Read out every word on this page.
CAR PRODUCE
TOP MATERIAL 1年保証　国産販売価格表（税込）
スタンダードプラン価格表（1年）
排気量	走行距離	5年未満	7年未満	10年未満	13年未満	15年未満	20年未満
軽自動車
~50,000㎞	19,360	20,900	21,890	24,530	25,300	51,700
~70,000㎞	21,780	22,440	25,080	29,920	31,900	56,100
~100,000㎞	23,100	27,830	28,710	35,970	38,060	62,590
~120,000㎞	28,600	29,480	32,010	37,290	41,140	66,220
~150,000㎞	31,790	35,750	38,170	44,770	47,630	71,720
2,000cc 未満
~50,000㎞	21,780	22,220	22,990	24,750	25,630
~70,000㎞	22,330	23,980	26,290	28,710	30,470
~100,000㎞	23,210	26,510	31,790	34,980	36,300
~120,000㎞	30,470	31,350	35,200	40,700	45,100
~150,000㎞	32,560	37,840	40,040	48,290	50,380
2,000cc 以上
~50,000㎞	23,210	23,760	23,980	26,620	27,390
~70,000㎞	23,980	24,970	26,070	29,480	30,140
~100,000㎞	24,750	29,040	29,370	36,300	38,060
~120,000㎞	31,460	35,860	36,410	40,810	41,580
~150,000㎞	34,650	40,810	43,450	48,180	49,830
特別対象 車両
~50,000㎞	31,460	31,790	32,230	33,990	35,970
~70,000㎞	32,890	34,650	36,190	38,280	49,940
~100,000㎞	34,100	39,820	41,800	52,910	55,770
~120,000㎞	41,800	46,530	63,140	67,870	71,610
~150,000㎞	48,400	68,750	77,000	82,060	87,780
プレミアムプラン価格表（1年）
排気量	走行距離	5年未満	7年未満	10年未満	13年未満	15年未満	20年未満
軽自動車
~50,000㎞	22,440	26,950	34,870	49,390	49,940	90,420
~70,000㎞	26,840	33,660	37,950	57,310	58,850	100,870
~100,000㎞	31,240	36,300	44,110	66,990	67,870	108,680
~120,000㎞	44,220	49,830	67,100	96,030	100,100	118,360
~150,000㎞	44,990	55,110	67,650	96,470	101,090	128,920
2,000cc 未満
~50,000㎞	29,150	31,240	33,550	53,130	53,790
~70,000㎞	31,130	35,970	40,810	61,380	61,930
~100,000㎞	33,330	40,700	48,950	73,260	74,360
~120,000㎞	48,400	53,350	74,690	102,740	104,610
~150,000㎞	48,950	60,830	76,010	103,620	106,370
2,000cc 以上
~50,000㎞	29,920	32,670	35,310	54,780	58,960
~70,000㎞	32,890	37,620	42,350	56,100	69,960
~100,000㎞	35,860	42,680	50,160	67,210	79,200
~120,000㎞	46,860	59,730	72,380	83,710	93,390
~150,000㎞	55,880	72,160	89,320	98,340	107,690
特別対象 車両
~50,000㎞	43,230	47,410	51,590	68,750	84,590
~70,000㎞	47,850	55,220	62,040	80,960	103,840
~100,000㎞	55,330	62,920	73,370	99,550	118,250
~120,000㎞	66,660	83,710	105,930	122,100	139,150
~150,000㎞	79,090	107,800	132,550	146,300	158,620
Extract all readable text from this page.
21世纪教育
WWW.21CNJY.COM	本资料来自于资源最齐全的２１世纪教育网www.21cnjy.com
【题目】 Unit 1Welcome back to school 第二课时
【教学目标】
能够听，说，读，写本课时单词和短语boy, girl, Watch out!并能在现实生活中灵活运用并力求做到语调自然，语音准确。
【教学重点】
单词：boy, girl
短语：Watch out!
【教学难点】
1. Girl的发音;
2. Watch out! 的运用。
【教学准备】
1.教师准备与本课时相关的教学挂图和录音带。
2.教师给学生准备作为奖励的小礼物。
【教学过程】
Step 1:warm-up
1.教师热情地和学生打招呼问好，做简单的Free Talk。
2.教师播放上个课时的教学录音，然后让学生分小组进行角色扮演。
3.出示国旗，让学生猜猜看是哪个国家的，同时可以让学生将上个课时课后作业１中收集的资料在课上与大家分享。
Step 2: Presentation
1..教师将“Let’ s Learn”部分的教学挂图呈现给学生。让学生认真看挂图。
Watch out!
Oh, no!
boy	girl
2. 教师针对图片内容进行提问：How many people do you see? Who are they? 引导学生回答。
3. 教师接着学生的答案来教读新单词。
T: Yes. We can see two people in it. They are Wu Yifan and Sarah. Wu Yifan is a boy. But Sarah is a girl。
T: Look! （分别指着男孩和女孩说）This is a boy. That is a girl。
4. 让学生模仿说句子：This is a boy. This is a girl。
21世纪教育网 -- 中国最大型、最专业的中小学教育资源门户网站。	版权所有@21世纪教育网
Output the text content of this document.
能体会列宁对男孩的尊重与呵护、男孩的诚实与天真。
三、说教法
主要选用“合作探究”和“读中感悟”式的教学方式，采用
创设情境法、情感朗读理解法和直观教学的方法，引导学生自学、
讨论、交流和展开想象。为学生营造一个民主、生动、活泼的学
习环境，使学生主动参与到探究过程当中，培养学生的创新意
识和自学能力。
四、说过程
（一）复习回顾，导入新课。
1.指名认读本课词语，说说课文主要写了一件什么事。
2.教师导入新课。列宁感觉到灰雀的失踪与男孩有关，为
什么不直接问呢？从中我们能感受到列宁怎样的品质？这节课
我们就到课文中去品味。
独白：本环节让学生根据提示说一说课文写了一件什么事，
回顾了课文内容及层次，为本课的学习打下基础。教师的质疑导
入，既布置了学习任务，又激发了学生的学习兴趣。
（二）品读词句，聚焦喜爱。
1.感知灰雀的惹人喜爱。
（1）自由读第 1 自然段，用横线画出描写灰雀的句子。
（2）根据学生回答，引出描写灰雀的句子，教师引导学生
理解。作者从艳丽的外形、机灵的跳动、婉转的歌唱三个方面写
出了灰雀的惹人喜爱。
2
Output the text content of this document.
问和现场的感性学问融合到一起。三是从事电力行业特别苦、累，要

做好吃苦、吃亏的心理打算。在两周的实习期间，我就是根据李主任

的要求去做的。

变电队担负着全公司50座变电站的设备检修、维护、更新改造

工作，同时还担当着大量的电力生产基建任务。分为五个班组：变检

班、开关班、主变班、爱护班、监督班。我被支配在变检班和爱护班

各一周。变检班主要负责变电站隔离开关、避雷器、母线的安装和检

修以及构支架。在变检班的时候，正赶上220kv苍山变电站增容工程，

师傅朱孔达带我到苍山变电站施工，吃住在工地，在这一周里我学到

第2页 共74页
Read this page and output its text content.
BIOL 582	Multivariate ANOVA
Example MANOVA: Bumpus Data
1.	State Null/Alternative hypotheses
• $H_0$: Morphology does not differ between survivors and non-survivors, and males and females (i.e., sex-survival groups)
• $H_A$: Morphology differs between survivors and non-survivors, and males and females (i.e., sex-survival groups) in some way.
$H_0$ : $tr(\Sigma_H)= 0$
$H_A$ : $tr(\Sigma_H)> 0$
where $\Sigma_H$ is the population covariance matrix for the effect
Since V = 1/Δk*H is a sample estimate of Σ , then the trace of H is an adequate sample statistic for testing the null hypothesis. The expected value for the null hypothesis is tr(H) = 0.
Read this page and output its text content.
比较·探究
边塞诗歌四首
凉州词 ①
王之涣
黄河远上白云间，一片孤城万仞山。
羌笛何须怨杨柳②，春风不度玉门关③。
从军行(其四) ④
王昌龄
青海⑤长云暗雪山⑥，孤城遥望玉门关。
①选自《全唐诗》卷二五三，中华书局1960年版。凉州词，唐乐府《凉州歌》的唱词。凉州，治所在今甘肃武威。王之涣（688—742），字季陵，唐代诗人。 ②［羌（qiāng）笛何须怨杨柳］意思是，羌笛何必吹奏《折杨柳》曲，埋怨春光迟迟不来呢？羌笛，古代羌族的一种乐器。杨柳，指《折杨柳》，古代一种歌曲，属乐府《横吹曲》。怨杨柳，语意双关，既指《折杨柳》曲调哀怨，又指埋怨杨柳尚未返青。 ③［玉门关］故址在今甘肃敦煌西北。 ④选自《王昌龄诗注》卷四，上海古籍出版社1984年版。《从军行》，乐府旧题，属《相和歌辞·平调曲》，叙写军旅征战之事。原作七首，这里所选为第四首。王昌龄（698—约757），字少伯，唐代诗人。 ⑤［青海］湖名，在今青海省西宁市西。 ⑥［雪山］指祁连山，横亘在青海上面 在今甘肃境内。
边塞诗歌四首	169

• • • •

Your goal: Your task is to gather all lines from the entries above that hold the word "Watch".

Answer:
能够听，说，读，写本课时单词和短语boy, girl, Watch out!并能在现实生活中灵活运用并力求做到语调自然，语音准确。
短语：Watch out!
2. Watch out! 的运用。
Watch out!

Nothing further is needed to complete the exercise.